▶ _Stated problem_
Using the listing below, copy every line that mentions "init".

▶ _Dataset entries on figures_
START
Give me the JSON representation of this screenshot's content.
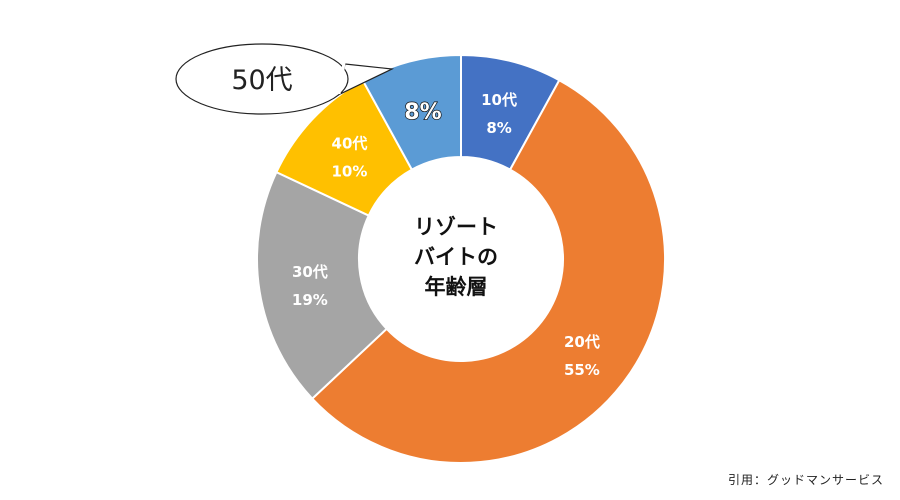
{
  "chart_data": {
    "type": "pie",
    "title": "",
    "center_label": [
      "リゾート",
      "バイトの",
      "年齢層"
    ],
    "slices": [
      {
        "label": "10代",
        "value": 8,
        "display": "8%",
        "color": "#4472c4"
      },
      {
        "label": "20代",
        "value": 55,
        "display": "55%",
        "color": "#ed7d31"
      },
      {
        "label": "30代",
        "value": 19,
        "display": "19%",
        "color": "#a5a5a5"
      },
      {
        "label": "40代",
        "value": 10,
        "display": "10%",
        "color": "#ffc000"
      },
      {
        "label": "50代",
        "value": 8,
        "display": "8%",
        "color": "#5b9bd5"
      }
    ],
    "legend": "none"
  },
  "callout": {
    "text": "50代"
  },
  "source": "引用：グッドマンサービス"
}
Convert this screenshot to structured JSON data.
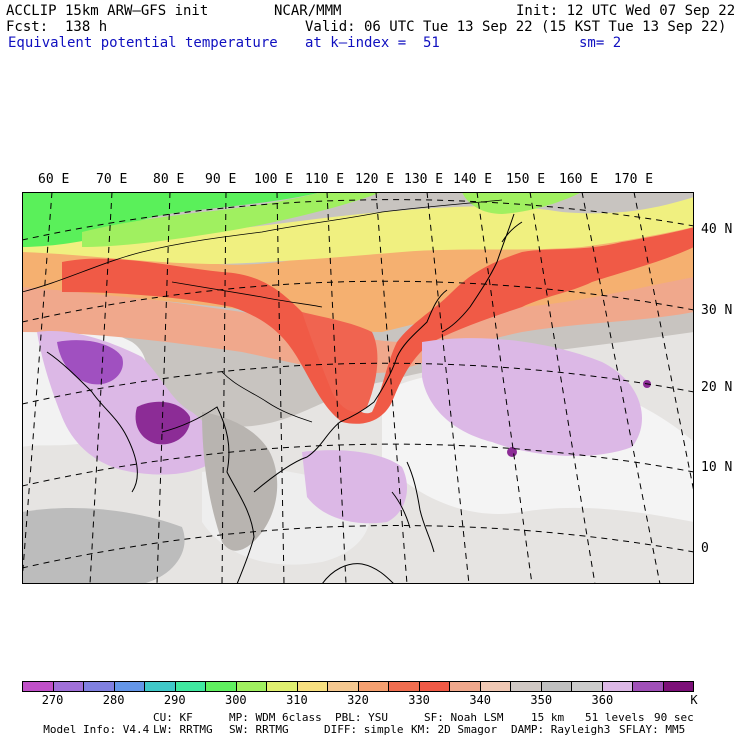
{
  "header": {
    "model": "ACCLIP 15km ARW–GFS init",
    "forecast": "Fcst:  138 h",
    "variable": "Equivalent potential temperature",
    "center": "NCAR/MMM",
    "valid": "Valid: 06 UTC Tue 13 Sep 22 (15 KST Tue 13 Sep 22)",
    "level": "at k–index =  51",
    "init": "Init: 12 UTC Wed 07 Sep 22",
    "smoothing": "sm= 2"
  },
  "map": {
    "lon_labels": [
      "60 E",
      "70 E",
      "80 E",
      "90 E",
      "100 E",
      "110 E",
      "120 E",
      "130 E",
      "140 E",
      "150 E",
      "160 E",
      "170 E"
    ],
    "lat_labels": [
      "40 N",
      "30 N",
      "20 N",
      "10 N",
      "0"
    ],
    "colors": {
      "green": "#5af05a",
      "lightgreen": "#a0f060",
      "yellow": "#f0f080",
      "orange": "#f5b070",
      "red": "#f05a46",
      "salmon": "#f0a88c",
      "lightsalmon": "#eccab6",
      "grey": "#c8c4c0",
      "lightgrey": "#e6e4e2",
      "white": "#f6f6f6",
      "lilac": "#dcb8e6",
      "violet": "#a050c0",
      "purple": "#8c2c96"
    }
  },
  "colorbar": {
    "colors": [
      "#c050c8",
      "#a070d8",
      "#8080e0",
      "#6496e8",
      "#40c8c8",
      "#40e8a0",
      "#60f060",
      "#a0f060",
      "#e0f070",
      "#f8e080",
      "#f5c890",
      "#f5a070",
      "#f06e50",
      "#f05a46",
      "#f0a88c",
      "#f0c8b4",
      "#d0c8c4",
      "#c0c0c0",
      "#cccccc",
      "#dcb8e6",
      "#a050b8",
      "#7c1078"
    ],
    "labels": [
      "270",
      "280",
      "290",
      "300",
      "310",
      "320",
      "330",
      "340",
      "350",
      "360",
      "K"
    ]
  },
  "footer": {
    "line1": [
      "Model Info: V4.4",
      "CU: KF",
      "MP: WDM 6class",
      "PBL: YSU",
      "SF: Noah LSM",
      "15 km",
      "51 levels",
      "90 sec"
    ],
    "line2": [
      "LW: RRTMG",
      "SW: RRTMG",
      "DIFF: simple",
      "KM: 2D Smagor",
      "DAMP: Rayleigh3",
      "SFLAY: MM5"
    ]
  }
}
END
▶ _Output of the exercise_
    "model": "ACCLIP 15km ARW–GFS init",
    "init": "Init: 12 UTC Wed 07 Sep 22",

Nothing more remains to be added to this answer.